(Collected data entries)
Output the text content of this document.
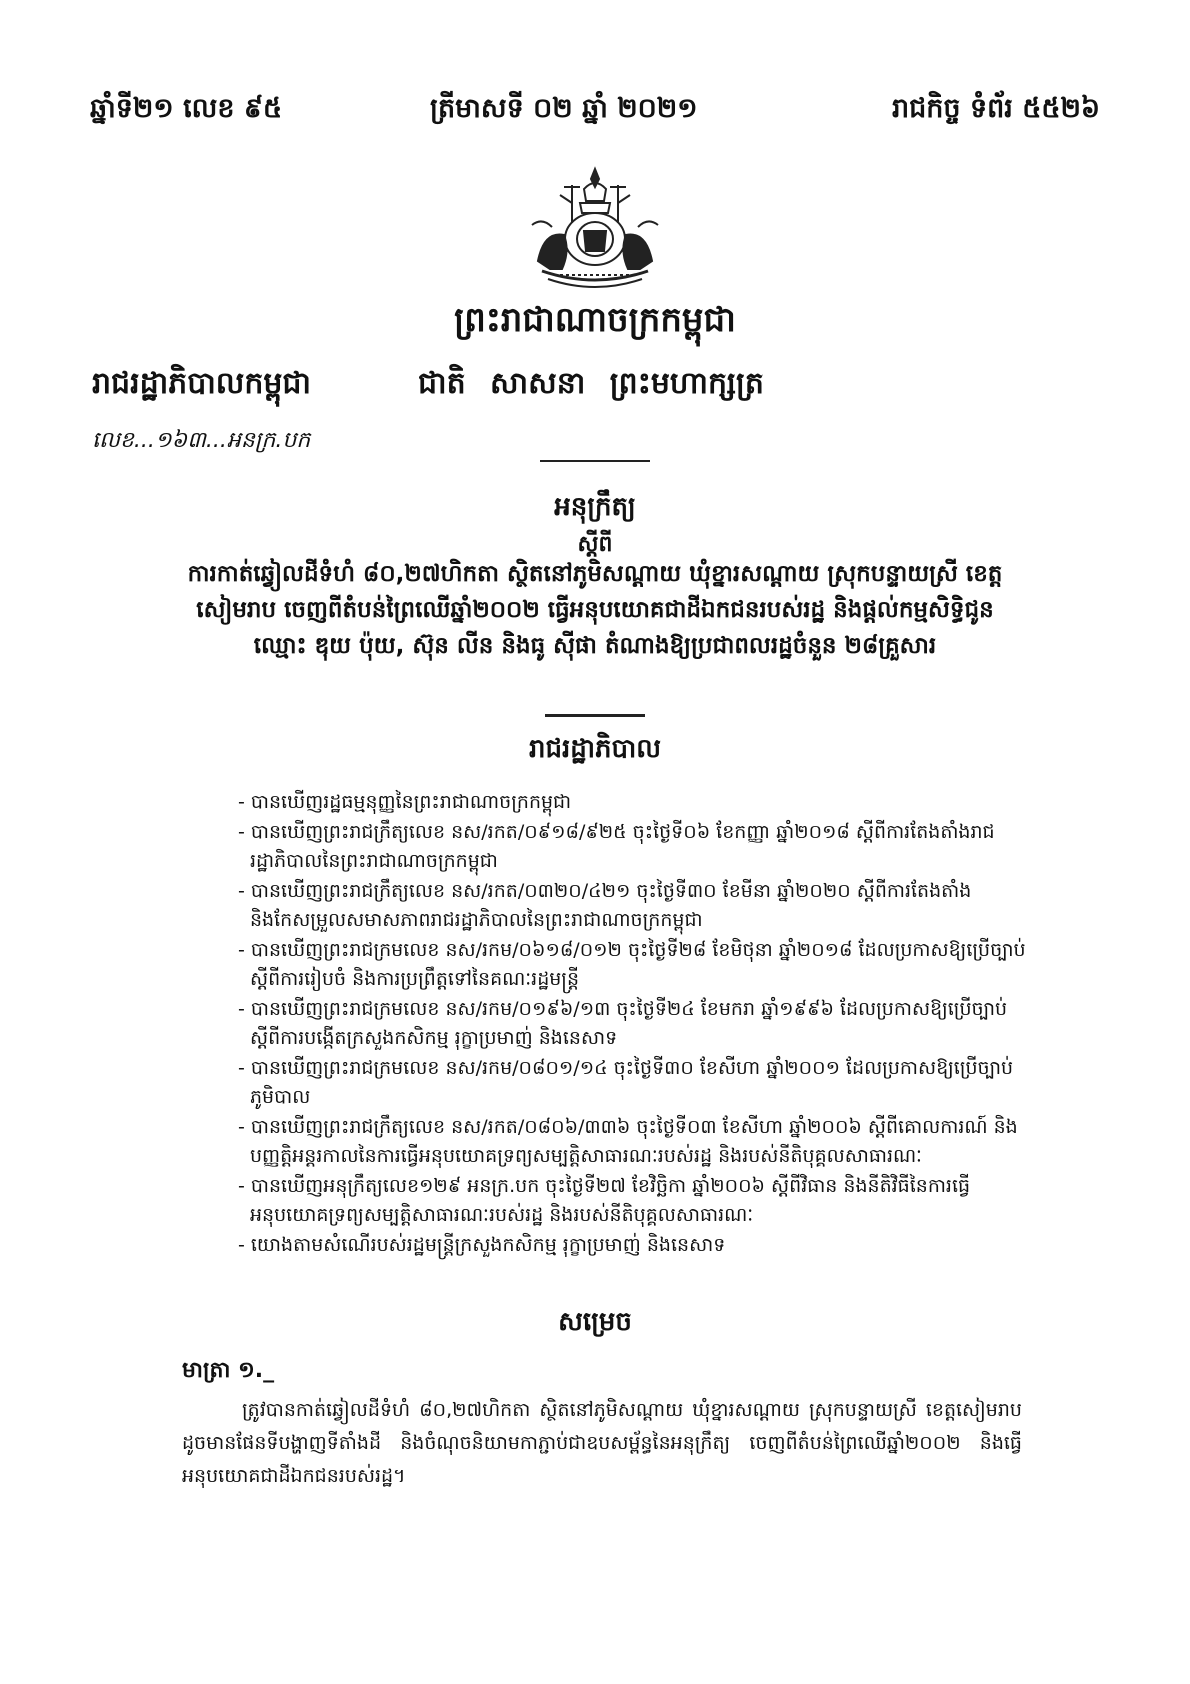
ឆ្នាំទី២១ លេខ ៩៥	ត្រីមាសទី ០២ ឆ្នាំ ២០២១	រាជកិច្ច ទំព័រ ៥៥២៦
ព្រះរាជាណាចក្រកម្ពុជា
រាជរដ្ឋាភិបាលកម្ពុជា
លេខ...១៦៣...អនក្រ.បក
ជាតិ សាសនា ព្រះមហាក្សត្រ
អនុក្រឹត្យ
ស្ដីពី
ការកាត់ឆ្វៀលដីទំហំ ៨០,២៧ហិកតា ស្ថិតនៅភូមិសណ្ដាយ ឃុំខ្នារសណ្ដាយ ស្រុកបន្ទាយស្រី ខេត្តសៀមរាប ចេញពីតំបន់ព្រៃឈើឆ្នាំ២០០២ ធ្វើអនុបយោគជាដីឯកជនរបស់រដ្ឋ និងផ្ដល់កម្មសិទ្ធិជូនឈ្មោះ ឌុយ ប៉ុយ, ស៊ុន លីន និងធូ ស៊ីផា តំណាងឱ្យប្រជាពលរដ្ឋចំនួន ២៨គ្រួសារ
រាជរដ្ឋាភិបាល
- បានឃើញរដ្ឋធម្មនុញ្ញនៃព្រះរាជាណាចក្រកម្ពុជា
- បានឃើញព្រះរាជក្រឹត្យលេខ នស/រកត/០៩១៨/៩២៥ ចុះថ្ងៃទី០៦ ខែកញ្ញា ឆ្នាំ២០១៨ ស្ដីពីការតែងតាំងរាជរដ្ឋាភិបាលនៃព្រះរាជាណាចក្រកម្ពុជា
- បានឃើញព្រះរាជក្រឹត្យលេខ នស/រកត/០៣២០/៤២១ ចុះថ្ងៃទី៣០ ខែមីនា ឆ្នាំ២០២០ ស្ដីពីការតែងតាំង និងកែសម្រួលសមាសភាពរាជរដ្ឋាភិបាលនៃព្រះរាជាណាចក្រកម្ពុជា
- បានឃើញព្រះរាជក្រមលេខ នស/រកម/០៦១៨/០១២ ចុះថ្ងៃទី២៨ ខែមិថុនា ឆ្នាំ២០១៨ ដែលប្រកាសឱ្យប្រើច្បាប់ស្ដីពីការរៀបចំ និងការប្រព្រឹត្តទៅនៃគណៈរដ្ឋមន្ត្រី
- បានឃើញព្រះរាជក្រមលេខ នស/រកម/០១៩៦/១៣ ចុះថ្ងៃទី២៤ ខែមករា ឆ្នាំ១៩៩៦ ដែលប្រកាសឱ្យប្រើច្បាប់ស្ដីពីការបង្កើតក្រសួងកសិកម្ម រុក្ខាប្រមាញ់ និងនេសាទ
- បានឃើញព្រះរាជក្រមលេខ នស/រកម/០៨០១/១៤ ចុះថ្ងៃទី៣០ ខែសីហា ឆ្នាំ២០០១ ដែលប្រកាសឱ្យប្រើច្បាប់ភូមិបាល
- បានឃើញព្រះរាជក្រឹត្យលេខ នស/រកត/០៨០៦/៣៣៦ ចុះថ្ងៃទី០៣ ខែសីហា ឆ្នាំ២០០៦ ស្ដីពីគោលការណ៍ និងបញ្ញត្តិអន្តរកាលនៃការធ្វើអនុបយោគទ្រព្យសម្បត្តិសាធារណៈរបស់រដ្ឋ និងរបស់នីតិបុគ្គលសាធារណៈ
- បានឃើញអនុក្រឹត្យលេខ១២៩ អនក្រ.បក ចុះថ្ងៃទី២៧ ខែវិច្ឆិកា ឆ្នាំ២០០៦ ស្ដីពីវិធាន និងនីតិវិធីនៃការធ្វើអនុបយោគទ្រព្យសម្បត្តិសាធារណៈរបស់រដ្ឋ និងរបស់នីតិបុគ្គលសាធារណៈ
- យោងតាមសំណើរបស់រដ្ឋមន្ត្រីក្រសួងកសិកម្ម រុក្ខាប្រមាញ់ និងនេសាទ
សម្រេច
មាត្រា ១._

ត្រូវបានកាត់ឆ្វៀលដីទំហំ ៨០,២៧ហិកតា ស្ថិតនៅភូមិសណ្ដាយ ឃុំខ្នារសណ្ដាយ ស្រុកបន្ទាយស្រី ខេត្តសៀមរាប ដូចមានផែនទីបង្ហាញទីតាំងដី និងចំណុចនិយាមកាភ្ជាប់ជាឧបសម្ព័ន្ធនៃអនុក្រឹត្យ ចេញពីតំបន់ព្រៃឈើឆ្នាំ២០០២ និងធ្វើអនុបយោគជាដីឯកជនរបស់រដ្ឋ។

Exercise brief: How many lines of the data hold the string "ឯកជនរបស"? Reply with the number alone.

Result of this exercise: 2